▸ To be done: Can you quote the records below in full, word for word?

▸ Records for this task:
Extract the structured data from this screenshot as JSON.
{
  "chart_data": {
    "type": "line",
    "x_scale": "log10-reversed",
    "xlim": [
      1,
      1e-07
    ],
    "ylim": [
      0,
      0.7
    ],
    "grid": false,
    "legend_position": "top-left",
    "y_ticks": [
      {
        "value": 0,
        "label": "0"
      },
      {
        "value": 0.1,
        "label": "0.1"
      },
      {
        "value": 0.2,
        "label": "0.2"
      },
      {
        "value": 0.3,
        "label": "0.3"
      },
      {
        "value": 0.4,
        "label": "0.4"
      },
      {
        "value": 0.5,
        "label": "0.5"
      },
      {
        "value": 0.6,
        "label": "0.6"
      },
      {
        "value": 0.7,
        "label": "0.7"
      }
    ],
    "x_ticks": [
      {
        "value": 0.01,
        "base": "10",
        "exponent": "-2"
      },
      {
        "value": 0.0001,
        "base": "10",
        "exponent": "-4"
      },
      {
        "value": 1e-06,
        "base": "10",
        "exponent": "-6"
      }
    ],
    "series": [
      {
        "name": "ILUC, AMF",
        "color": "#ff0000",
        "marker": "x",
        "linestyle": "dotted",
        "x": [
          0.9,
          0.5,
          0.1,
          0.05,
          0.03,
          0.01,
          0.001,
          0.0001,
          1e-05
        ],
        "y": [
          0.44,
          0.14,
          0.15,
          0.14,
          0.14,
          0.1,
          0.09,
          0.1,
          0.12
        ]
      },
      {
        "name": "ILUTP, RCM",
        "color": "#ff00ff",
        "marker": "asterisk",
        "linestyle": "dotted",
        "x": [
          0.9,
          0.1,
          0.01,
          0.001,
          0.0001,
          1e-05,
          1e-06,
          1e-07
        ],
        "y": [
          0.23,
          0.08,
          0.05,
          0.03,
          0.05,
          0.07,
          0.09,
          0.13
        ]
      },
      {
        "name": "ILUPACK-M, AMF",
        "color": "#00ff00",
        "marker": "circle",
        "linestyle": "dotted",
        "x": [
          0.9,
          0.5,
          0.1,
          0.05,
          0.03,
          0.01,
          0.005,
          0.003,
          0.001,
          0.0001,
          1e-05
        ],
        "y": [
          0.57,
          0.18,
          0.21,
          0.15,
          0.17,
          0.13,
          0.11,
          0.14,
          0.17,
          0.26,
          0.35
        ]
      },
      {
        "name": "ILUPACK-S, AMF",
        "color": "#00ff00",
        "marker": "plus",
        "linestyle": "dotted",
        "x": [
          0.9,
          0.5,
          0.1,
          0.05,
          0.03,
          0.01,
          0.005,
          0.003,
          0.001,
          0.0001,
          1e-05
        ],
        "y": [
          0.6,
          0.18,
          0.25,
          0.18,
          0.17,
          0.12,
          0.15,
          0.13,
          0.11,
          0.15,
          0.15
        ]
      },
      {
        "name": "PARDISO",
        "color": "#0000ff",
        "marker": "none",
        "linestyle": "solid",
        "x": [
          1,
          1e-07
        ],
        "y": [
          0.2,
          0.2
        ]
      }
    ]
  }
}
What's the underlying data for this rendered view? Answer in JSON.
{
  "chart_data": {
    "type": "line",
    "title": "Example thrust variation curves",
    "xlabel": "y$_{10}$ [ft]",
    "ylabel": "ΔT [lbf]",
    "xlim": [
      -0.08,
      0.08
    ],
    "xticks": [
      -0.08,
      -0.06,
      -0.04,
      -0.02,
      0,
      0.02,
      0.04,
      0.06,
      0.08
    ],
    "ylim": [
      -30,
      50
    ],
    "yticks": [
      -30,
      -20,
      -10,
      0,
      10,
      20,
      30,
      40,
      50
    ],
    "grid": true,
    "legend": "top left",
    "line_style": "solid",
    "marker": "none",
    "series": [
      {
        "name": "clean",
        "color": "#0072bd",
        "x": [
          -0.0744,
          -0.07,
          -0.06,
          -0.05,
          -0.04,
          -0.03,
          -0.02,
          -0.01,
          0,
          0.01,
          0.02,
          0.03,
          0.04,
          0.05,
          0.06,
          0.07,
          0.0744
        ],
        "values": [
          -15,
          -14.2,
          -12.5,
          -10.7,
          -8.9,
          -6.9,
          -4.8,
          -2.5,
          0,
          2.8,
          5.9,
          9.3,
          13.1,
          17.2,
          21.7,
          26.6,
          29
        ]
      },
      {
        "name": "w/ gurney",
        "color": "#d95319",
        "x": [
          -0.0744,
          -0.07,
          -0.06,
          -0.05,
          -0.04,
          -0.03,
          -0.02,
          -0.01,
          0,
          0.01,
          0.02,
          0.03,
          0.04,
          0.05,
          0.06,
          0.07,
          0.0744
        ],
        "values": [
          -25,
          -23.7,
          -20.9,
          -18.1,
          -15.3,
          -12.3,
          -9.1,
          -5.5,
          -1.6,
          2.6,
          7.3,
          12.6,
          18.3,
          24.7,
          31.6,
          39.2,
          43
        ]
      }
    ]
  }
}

▸ Written reply:
Extract the structured data from this screenshot as JSON.
{
  "chart_data": {
    "type": "line",
    "x_scale": "log10-reversed",
    "xlim": [
      1,
      1e-07
    ],
    "ylim": [
      0,
      0.7
    ],
    "grid": false,
    "legend_position": "top-left",
    "y_ticks": [
      {
        "value": 0,
        "label": "0"
      },
      {
        "value": 0.1,
        "label": "0.1"
      },
      {
        "value": 0.2,
        "label": "0.2"
      },
      {
        "value": 0.3,
        "label": "0.3"
      },
      {
        "value": 0.4,
        "label": "0.4"
      },
      {
        "value": 0.5,
        "label": "0.5"
      },
      {
        "value": 0.6,
        "label": "0.6"
      },
      {
        "value": 0.7,
        "label": "0.7"
      }
    ],
    "x_ticks": [
      {
        "value": 0.01,
        "base": "10",
        "exponent": "-2"
      },
      {
        "value": 0.0001,
        "base": "10",
        "exponent": "-4"
      },
      {
        "value": 1e-06,
        "base": "10",
        "exponent": "-6"
      }
    ],
    "series": [
      {
        "name": "ILUC, AMF",
        "color": "#ff0000",
        "marker": "x",
        "linestyle": "dotted",
        "x": [
          0.9,
          0.5,
          0.1,
          0.05,
          0.03,
          0.01,
          0.001,
          0.0001,
          1e-05
        ],
        "y": [
          0.44,
          0.14,
          0.15,
          0.14,
          0.14,
          0.1,
          0.09,
          0.1,
          0.12
        ]
      },
      {
        "name": "ILUTP, RCM",
        "color": "#ff00ff",
        "marker": "asterisk",
        "linestyle": "dotted",
        "x": [
          0.9,
          0.1,
          0.01,
          0.001,
          0.0001,
          1e-05,
          1e-06,
          1e-07
        ],
        "y": [
          0.23,
          0.08,
          0.05,
          0.03,
          0.05,
          0.07,
          0.09,
          0.13
        ]
      },
      {
        "name": "ILUPACK-M, AMF",
        "color": "#00ff00",
        "marker": "circle",
        "linestyle": "dotted",
        "x": [
          0.9,
          0.5,
          0.1,
          0.05,
          0.03,
          0.01,
          0.005,
          0.003,
          0.001,
          0.0001,
          1e-05
        ],
        "y": [
          0.57,
          0.18,
          0.21,
          0.15,
          0.17,
          0.13,
          0.11,
          0.14,
          0.17,
          0.26,
          0.35
        ]
      },
      {
        "name": "ILUPACK-S, AMF",
        "color": "#00ff00",
        "marker": "plus",
        "linestyle": "dotted",
        "x": [
          0.9,
          0.5,
          0.1,
          0.05,
          0.03,
          0.01,
          0.005,
          0.003,
          0.001,
          0.0001,
          1e-05
        ],
        "y": [
          0.6,
          0.18,
          0.25,
          0.18,
          0.17,
          0.12,
          0.15,
          0.13,
          0.11,
          0.15,
          0.15
        ]
      },
      {
        "name": "PARDISO",
        "color": "#0000ff",
        "marker": "none",
        "linestyle": "solid",
        "x": [
          1,
          1e-07
        ],
        "y": [
          0.2,
          0.2
        ]
      }
    ]
  }
}
What's the underlying data for this rendered view? Answer in JSON.
{
  "chart_data": {
    "type": "line",
    "title": "Example thrust variation curves",
    "xlabel": "y$_{10}$ [ft]",
    "ylabel": "ΔT [lbf]",
    "xlim": [
      -0.08,
      0.08
    ],
    "xticks": [
      -0.08,
      -0.06,
      -0.04,
      -0.02,
      0,
      0.02,
      0.04,
      0.06,
      0.08
    ],
    "ylim": [
      -30,
      50
    ],
    "yticks": [
      -30,
      -20,
      -10,
      0,
      10,
      20,
      30,
      40,
      50
    ],
    "grid": true,
    "legend": "top left",
    "line_style": "solid",
    "marker": "none",
    "series": [
      {
        "name": "clean",
        "color": "#0072bd",
        "x": [
          -0.0744,
          -0.07,
          -0.06,
          -0.05,
          -0.04,
          -0.03,
          -0.02,
          -0.01,
          0,
          0.01,
          0.02,
          0.03,
          0.04,
          0.05,
          0.06,
          0.07,
          0.0744
        ],
        "values": [
          -15,
          -14.2,
          -12.5,
          -10.7,
          -8.9,
          -6.9,
          -4.8,
          -2.5,
          0,
          2.8,
          5.9,
          9.3,
          13.1,
          17.2,
          21.7,
          26.6,
          29
        ]
      },
      {
        "name": "w/ gurney",
        "color": "#d95319",
        "x": [
          -0.0744,
          -0.07,
          -0.06,
          -0.05,
          -0.04,
          -0.03,
          -0.02,
          -0.01,
          0,
          0.01,
          0.02,
          0.03,
          0.04,
          0.05,
          0.06,
          0.07,
          0.0744
        ],
        "values": [
          -25,
          -23.7,
          -20.9,
          -18.1,
          -15.3,
          -12.3,
          -9.1,
          -5.5,
          -1.6,
          2.6,
          7.3,
          12.6,
          18.3,
          24.7,
          31.6,
          39.2,
          43
        ]
      }
    ]
  }
}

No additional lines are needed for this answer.